● **What is being asked**:
Print the entries that appear below, exactly as written and without their pictures.

● **Record excerpts**:
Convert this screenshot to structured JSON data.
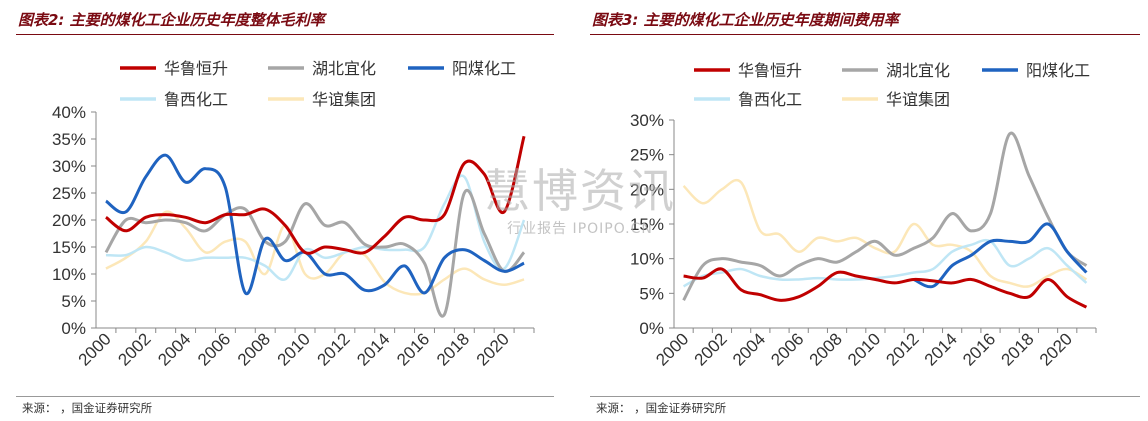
{
  "watermark": {
    "main": "慧博资讯",
    "sub": "行业报告 IPOIPO.CN"
  },
  "charts": [
    {
      "title": "图表2: 主要的煤化工企业历史年度整体毛利率",
      "source": "来源：          ，国金证券研究所"
    },
    {
      "title": "图表3: 主要的煤化工企业历史年度期间费用率",
      "source": "来源：          ，国金证券研究所"
    }
  ],
  "chart_data": [
    {
      "type": "line",
      "x": [
        2000,
        2001,
        2002,
        2003,
        2004,
        2005,
        2006,
        2007,
        2008,
        2009,
        2010,
        2011,
        2012,
        2013,
        2014,
        2015,
        2016,
        2017,
        2018,
        2019,
        2020,
        2021
      ],
      "xticks": [
        "2000",
        "2002",
        "2004",
        "2006",
        "2008",
        "2010",
        "2012",
        "2014",
        "2016",
        "2018",
        "2020"
      ],
      "ylim": [
        0,
        0.4
      ],
      "yticks": [
        "0%",
        "5%",
        "10%",
        "15%",
        "20%",
        "25%",
        "30%",
        "35%",
        "40%"
      ],
      "legend_rows": [
        [
          "华鲁恒升",
          "湖北宜化",
          "阳煤化工"
        ],
        [
          "鲁西化工",
          "华谊集团"
        ]
      ],
      "series": [
        {
          "name": "华鲁恒升",
          "color": "#c00000",
          "width": 3,
          "values": [
            0.205,
            0.18,
            0.205,
            0.21,
            0.205,
            0.195,
            0.21,
            0.21,
            0.22,
            0.19,
            0.14,
            0.15,
            0.145,
            0.14,
            0.17,
            0.205,
            0.2,
            0.21,
            0.305,
            0.285,
            0.215,
            0.355
          ]
        },
        {
          "name": "湖北宜化",
          "color": "#a6a6a6",
          "width": 3,
          "values": [
            0.14,
            0.2,
            0.195,
            0.2,
            0.195,
            0.18,
            0.21,
            0.22,
            0.16,
            0.16,
            0.23,
            0.19,
            0.195,
            0.155,
            0.15,
            0.155,
            0.12,
            0.025,
            0.25,
            0.175,
            0.105,
            0.14
          ]
        },
        {
          "name": "阳煤化工",
          "color": "#1f63c0",
          "width": 3,
          "values": [
            0.235,
            0.215,
            0.28,
            0.32,
            0.27,
            0.295,
            0.26,
            0.065,
            0.165,
            0.125,
            0.14,
            0.1,
            0.1,
            0.07,
            0.08,
            0.115,
            0.065,
            0.13,
            0.145,
            0.125,
            0.105,
            0.12
          ]
        },
        {
          "name": "鲁西化工",
          "color": "#bfe6f5",
          "width": 2.5,
          "values": [
            0.135,
            0.135,
            0.15,
            0.14,
            0.125,
            0.13,
            0.13,
            0.13,
            0.115,
            0.09,
            0.145,
            0.13,
            0.14,
            0.15,
            0.145,
            0.145,
            0.15,
            0.23,
            0.28,
            0.16,
            0.11,
            0.2
          ]
        },
        {
          "name": "华谊集团",
          "color": "#fce7b8",
          "width": 2.5,
          "values": [
            0.11,
            0.13,
            0.16,
            0.215,
            0.185,
            0.14,
            0.16,
            0.16,
            0.1,
            0.19,
            0.1,
            0.1,
            0.14,
            0.135,
            0.085,
            0.065,
            0.065,
            0.09,
            0.11,
            0.09,
            0.08,
            0.09
          ]
        }
      ]
    },
    {
      "type": "line",
      "x": [
        2000,
        2001,
        2002,
        2003,
        2004,
        2005,
        2006,
        2007,
        2008,
        2009,
        2010,
        2011,
        2012,
        2013,
        2014,
        2015,
        2016,
        2017,
        2018,
        2019,
        2020,
        2021
      ],
      "xticks": [
        "2000",
        "2002",
        "2004",
        "2006",
        "2008",
        "2010",
        "2012",
        "2014",
        "2016",
        "2018",
        "2020"
      ],
      "ylim": [
        0,
        0.3
      ],
      "yticks": [
        "0%",
        "5%",
        "10%",
        "15%",
        "20%",
        "25%",
        "30%"
      ],
      "legend_rows": [
        [
          "华鲁恒升",
          "湖北宜化",
          "阳煤化工"
        ],
        [
          "鲁西化工",
          "华谊集团"
        ]
      ],
      "series": [
        {
          "name": "华鲁恒升",
          "color": "#c00000",
          "width": 3,
          "values": [
            0.075,
            0.072,
            0.085,
            0.055,
            0.048,
            0.04,
            0.045,
            0.06,
            0.08,
            0.075,
            0.07,
            0.065,
            0.07,
            0.068,
            0.065,
            0.07,
            0.06,
            0.05,
            0.045,
            0.07,
            0.045,
            0.03
          ]
        },
        {
          "name": "湖北宜化",
          "color": "#a6a6a6",
          "width": 3,
          "values": [
            0.04,
            0.09,
            0.1,
            0.095,
            0.09,
            0.075,
            0.09,
            0.1,
            0.095,
            0.11,
            0.125,
            0.105,
            0.115,
            0.13,
            0.165,
            0.14,
            0.165,
            0.28,
            0.22,
            0.16,
            0.11,
            0.09
          ]
        },
        {
          "name": "阳煤化工",
          "color": "#1f63c0",
          "width": 3,
          "values": [
            null,
            null,
            null,
            null,
            null,
            null,
            null,
            null,
            null,
            null,
            null,
            null,
            0.07,
            0.06,
            0.09,
            0.105,
            0.125,
            0.125,
            0.125,
            0.15,
            0.11,
            0.08
          ]
        },
        {
          "name": "鲁西化工",
          "color": "#bfe6f5",
          "width": 2.5,
          "values": [
            0.06,
            0.075,
            0.08,
            0.085,
            0.075,
            0.07,
            0.07,
            0.072,
            0.07,
            0.07,
            0.072,
            0.075,
            0.08,
            0.085,
            0.11,
            0.12,
            0.125,
            0.09,
            0.1,
            0.115,
            0.09,
            0.065
          ]
        },
        {
          "name": "华谊集团",
          "color": "#fce7b8",
          "width": 2.5,
          "values": [
            0.205,
            0.18,
            0.2,
            0.21,
            0.14,
            0.135,
            0.11,
            0.13,
            0.125,
            0.13,
            0.115,
            0.11,
            0.15,
            0.12,
            0.12,
            0.11,
            0.075,
            0.065,
            0.06,
            0.075,
            0.085,
            0.07
          ]
        }
      ]
    }
  ]
}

● **Full solution**:
Convert this screenshot to structured JSON data.
{
  "watermark": {
    "main": "慧博资讯",
    "sub": "行业报告 IPOIPO.CN"
  },
  "charts": [
    {
      "title": "图表2: 主要的煤化工企业历史年度整体毛利率",
      "source": "来源：          ，国金证券研究所"
    },
    {
      "title": "图表3: 主要的煤化工企业历史年度期间费用率",
      "source": "来源：          ，国金证券研究所"
    }
  ],
  "chart_data": [
    {
      "type": "line",
      "x": [
        2000,
        2001,
        2002,
        2003,
        2004,
        2005,
        2006,
        2007,
        2008,
        2009,
        2010,
        2011,
        2012,
        2013,
        2014,
        2015,
        2016,
        2017,
        2018,
        2019,
        2020,
        2021
      ],
      "xticks": [
        "2000",
        "2002",
        "2004",
        "2006",
        "2008",
        "2010",
        "2012",
        "2014",
        "2016",
        "2018",
        "2020"
      ],
      "ylim": [
        0,
        0.4
      ],
      "yticks": [
        "0%",
        "5%",
        "10%",
        "15%",
        "20%",
        "25%",
        "30%",
        "35%",
        "40%"
      ],
      "legend_rows": [
        [
          "华鲁恒升",
          "湖北宜化",
          "阳煤化工"
        ],
        [
          "鲁西化工",
          "华谊集团"
        ]
      ],
      "series": [
        {
          "name": "华鲁恒升",
          "color": "#c00000",
          "width": 3,
          "values": [
            0.205,
            0.18,
            0.205,
            0.21,
            0.205,
            0.195,
            0.21,
            0.21,
            0.22,
            0.19,
            0.14,
            0.15,
            0.145,
            0.14,
            0.17,
            0.205,
            0.2,
            0.21,
            0.305,
            0.285,
            0.215,
            0.355
          ]
        },
        {
          "name": "湖北宜化",
          "color": "#a6a6a6",
          "width": 3,
          "values": [
            0.14,
            0.2,
            0.195,
            0.2,
            0.195,
            0.18,
            0.21,
            0.22,
            0.16,
            0.16,
            0.23,
            0.19,
            0.195,
            0.155,
            0.15,
            0.155,
            0.12,
            0.025,
            0.25,
            0.175,
            0.105,
            0.14
          ]
        },
        {
          "name": "阳煤化工",
          "color": "#1f63c0",
          "width": 3,
          "values": [
            0.235,
            0.215,
            0.28,
            0.32,
            0.27,
            0.295,
            0.26,
            0.065,
            0.165,
            0.125,
            0.14,
            0.1,
            0.1,
            0.07,
            0.08,
            0.115,
            0.065,
            0.13,
            0.145,
            0.125,
            0.105,
            0.12
          ]
        },
        {
          "name": "鲁西化工",
          "color": "#bfe6f5",
          "width": 2.5,
          "values": [
            0.135,
            0.135,
            0.15,
            0.14,
            0.125,
            0.13,
            0.13,
            0.13,
            0.115,
            0.09,
            0.145,
            0.13,
            0.14,
            0.15,
            0.145,
            0.145,
            0.15,
            0.23,
            0.28,
            0.16,
            0.11,
            0.2
          ]
        },
        {
          "name": "华谊集团",
          "color": "#fce7b8",
          "width": 2.5,
          "values": [
            0.11,
            0.13,
            0.16,
            0.215,
            0.185,
            0.14,
            0.16,
            0.16,
            0.1,
            0.19,
            0.1,
            0.1,
            0.14,
            0.135,
            0.085,
            0.065,
            0.065,
            0.09,
            0.11,
            0.09,
            0.08,
            0.09
          ]
        }
      ]
    },
    {
      "type": "line",
      "x": [
        2000,
        2001,
        2002,
        2003,
        2004,
        2005,
        2006,
        2007,
        2008,
        2009,
        2010,
        2011,
        2012,
        2013,
        2014,
        2015,
        2016,
        2017,
        2018,
        2019,
        2020,
        2021
      ],
      "xticks": [
        "2000",
        "2002",
        "2004",
        "2006",
        "2008",
        "2010",
        "2012",
        "2014",
        "2016",
        "2018",
        "2020"
      ],
      "ylim": [
        0,
        0.3
      ],
      "yticks": [
        "0%",
        "5%",
        "10%",
        "15%",
        "20%",
        "25%",
        "30%"
      ],
      "legend_rows": [
        [
          "华鲁恒升",
          "湖北宜化",
          "阳煤化工"
        ],
        [
          "鲁西化工",
          "华谊集团"
        ]
      ],
      "series": [
        {
          "name": "华鲁恒升",
          "color": "#c00000",
          "width": 3,
          "values": [
            0.075,
            0.072,
            0.085,
            0.055,
            0.048,
            0.04,
            0.045,
            0.06,
            0.08,
            0.075,
            0.07,
            0.065,
            0.07,
            0.068,
            0.065,
            0.07,
            0.06,
            0.05,
            0.045,
            0.07,
            0.045,
            0.03
          ]
        },
        {
          "name": "湖北宜化",
          "color": "#a6a6a6",
          "width": 3,
          "values": [
            0.04,
            0.09,
            0.1,
            0.095,
            0.09,
            0.075,
            0.09,
            0.1,
            0.095,
            0.11,
            0.125,
            0.105,
            0.115,
            0.13,
            0.165,
            0.14,
            0.165,
            0.28,
            0.22,
            0.16,
            0.11,
            0.09
          ]
        },
        {
          "name": "阳煤化工",
          "color": "#1f63c0",
          "width": 3,
          "values": [
            null,
            null,
            null,
            null,
            null,
            null,
            null,
            null,
            null,
            null,
            null,
            null,
            0.07,
            0.06,
            0.09,
            0.105,
            0.125,
            0.125,
            0.125,
            0.15,
            0.11,
            0.08
          ]
        },
        {
          "name": "鲁西化工",
          "color": "#bfe6f5",
          "width": 2.5,
          "values": [
            0.06,
            0.075,
            0.08,
            0.085,
            0.075,
            0.07,
            0.07,
            0.072,
            0.07,
            0.07,
            0.072,
            0.075,
            0.08,
            0.085,
            0.11,
            0.12,
            0.125,
            0.09,
            0.1,
            0.115,
            0.09,
            0.065
          ]
        },
        {
          "name": "华谊集团",
          "color": "#fce7b8",
          "width": 2.5,
          "values": [
            0.205,
            0.18,
            0.2,
            0.21,
            0.14,
            0.135,
            0.11,
            0.13,
            0.125,
            0.13,
            0.115,
            0.11,
            0.15,
            0.12,
            0.12,
            0.11,
            0.075,
            0.065,
            0.06,
            0.075,
            0.085,
            0.07
          ]
        }
      ]
    }
  ]
}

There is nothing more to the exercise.